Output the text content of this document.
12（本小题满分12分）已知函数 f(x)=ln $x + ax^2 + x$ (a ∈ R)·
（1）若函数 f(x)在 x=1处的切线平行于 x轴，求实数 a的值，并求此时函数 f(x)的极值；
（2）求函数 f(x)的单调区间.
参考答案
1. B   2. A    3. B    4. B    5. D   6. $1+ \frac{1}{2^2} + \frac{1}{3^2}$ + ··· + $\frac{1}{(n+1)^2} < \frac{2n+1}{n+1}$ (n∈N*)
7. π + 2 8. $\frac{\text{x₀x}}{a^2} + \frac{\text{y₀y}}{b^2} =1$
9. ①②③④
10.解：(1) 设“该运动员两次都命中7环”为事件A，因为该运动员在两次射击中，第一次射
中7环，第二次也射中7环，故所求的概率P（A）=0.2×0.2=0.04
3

- EXERCISE DIRECTIONS -
Each line of the material must be restated exactly.

- SOLUTION FOR THIS TASK -
Output the text content of this document.
12（本小题满分12分）已知函数 f(x)=ln $x + ax^2 + x$ (a ∈ R)·
（1）若函数 f(x)在 x=1处的切线平行于 x轴，求实数 a的值，并求此时函数 f(x)的极值；
（2）求函数 f(x)的单调区间.
参考答案
1. B   2. A    3. B    4. B    5. D   6. $1+ \frac{1}{2^2} + \frac{1}{3^2}$ + ··· + $\frac{1}{(n+1)^2} < \frac{2n+1}{n+1}$ (n∈N*)
7. π + 2 8. $\frac{\text{x₀x}}{a^2} + \frac{\text{y₀y}}{b^2} =1$
9. ①②③④
10.解：(1) 设“该运动员两次都命中7环”为事件A，因为该运动员在两次射击中，第一次射
中7环，第二次也射中7环，故所求的概率P（A）=0.2×0.2=0.04
3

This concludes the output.